* begin Records to process *
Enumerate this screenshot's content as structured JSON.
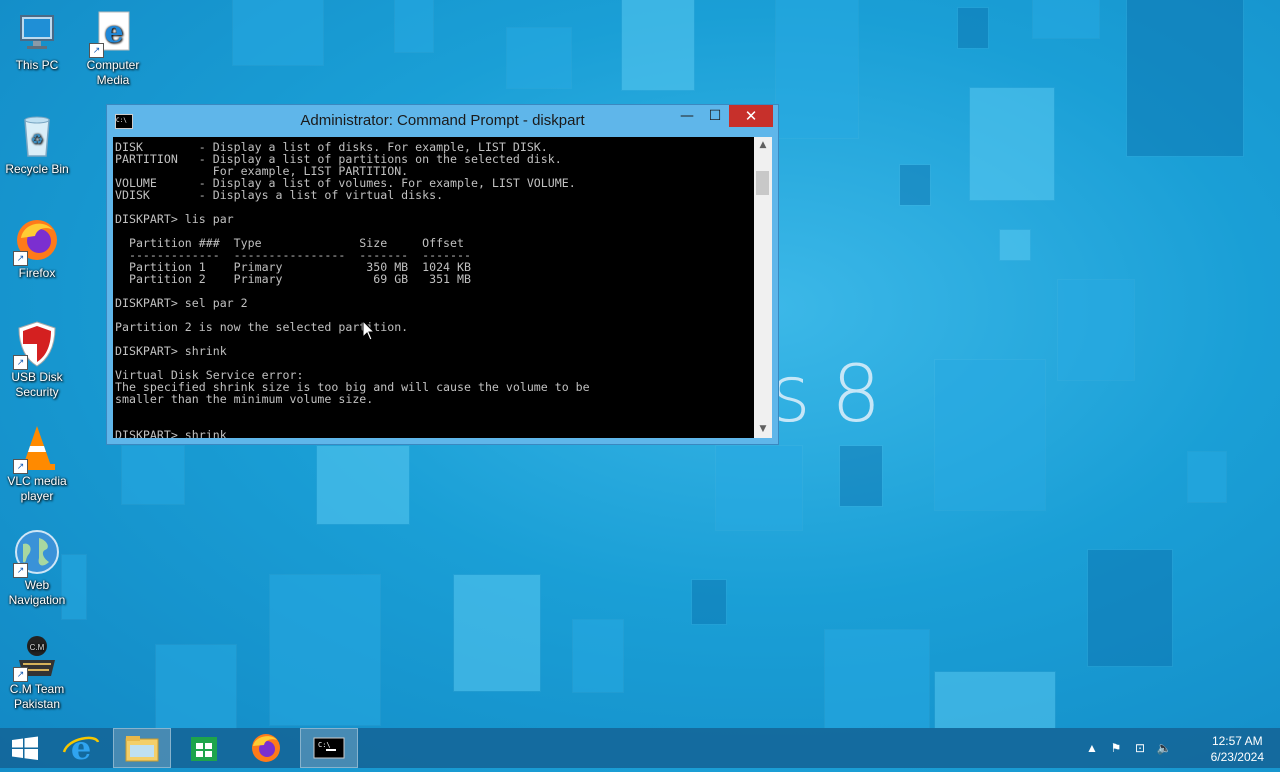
{
  "desktop": {
    "watermark": "s 8",
    "icons": [
      {
        "label": "This PC"
      },
      {
        "label": "Computer Media"
      },
      {
        "label": "Recycle Bin"
      },
      {
        "label": "Firefox"
      },
      {
        "label": "USB Disk Security"
      },
      {
        "label": "VLC media player"
      },
      {
        "label": "Web Navigation"
      },
      {
        "label": "C.M Team Pakistan"
      }
    ]
  },
  "cmd": {
    "title": "Administrator: Command Prompt - diskpart",
    "icon_text": "C:\\",
    "minimize": "—",
    "maximize": "☐",
    "close": "✕",
    "lines": "DISK        - Display a list of disks. For example, LIST DISK.\nPARTITION   - Display a list of partitions on the selected disk.\n              For example, LIST PARTITION.\nVOLUME      - Display a list of volumes. For example, LIST VOLUME.\nVDISK       - Displays a list of virtual disks.\n\nDISKPART> lis par\n\n  Partition ###  Type              Size     Offset\n  -------------  ----------------  -------  -------\n  Partition 1    Primary            350 MB  1024 KB\n  Partition 2    Primary             69 GB   351 MB\n\nDISKPART> sel par 2\n\nPartition 2 is now the selected partition.\n\nDISKPART> shrink\n\nVirtual Disk Service error:\nThe specified shrink size is too big and will cause the volume to be\nsmaller than the minimum volume size.\n\n\nDISKPART> shrink"
  },
  "taskbar": {
    "items": [
      "start-button",
      "internet-explorer",
      "file-explorer",
      "store",
      "firefox",
      "command-prompt"
    ],
    "clock_time": "12:57 AM",
    "clock_date": "6/23/2024"
  },
  "colors": {
    "accent": "#1a9fd6",
    "close": "#c7302b"
  }
}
* end Records to process *
Copy out all the data without changing anything, and drop the pictures.

▶ **Solution for this exercise**
Enumerate this screenshot's content as structured JSON.
{
  "desktop": {
    "watermark": "s 8",
    "icons": [
      {
        "label": "This PC"
      },
      {
        "label": "Computer Media"
      },
      {
        "label": "Recycle Bin"
      },
      {
        "label": "Firefox"
      },
      {
        "label": "USB Disk Security"
      },
      {
        "label": "VLC media player"
      },
      {
        "label": "Web Navigation"
      },
      {
        "label": "C.M Team Pakistan"
      }
    ]
  },
  "cmd": {
    "title": "Administrator: Command Prompt - diskpart",
    "icon_text": "C:\\",
    "minimize": "—",
    "maximize": "☐",
    "close": "✕",
    "lines": "DISK        - Display a list of disks. For example, LIST DISK.\nPARTITION   - Display a list of partitions on the selected disk.\n              For example, LIST PARTITION.\nVOLUME      - Display a list of volumes. For example, LIST VOLUME.\nVDISK       - Displays a list of virtual disks.\n\nDISKPART> lis par\n\n  Partition ###  Type              Size     Offset\n  -------------  ----------------  -------  -------\n  Partition 1    Primary            350 MB  1024 KB\n  Partition 2    Primary             69 GB   351 MB\n\nDISKPART> sel par 2\n\nPartition 2 is now the selected partition.\n\nDISKPART> shrink\n\nVirtual Disk Service error:\nThe specified shrink size is too big and will cause the volume to be\nsmaller than the minimum volume size.\n\n\nDISKPART> shrink"
  },
  "taskbar": {
    "items": [
      "start-button",
      "internet-explorer",
      "file-explorer",
      "store",
      "firefox",
      "command-prompt"
    ],
    "clock_time": "12:57 AM",
    "clock_date": "6/23/2024"
  },
  "colors": {
    "accent": "#1a9fd6",
    "close": "#c7302b"
  }
}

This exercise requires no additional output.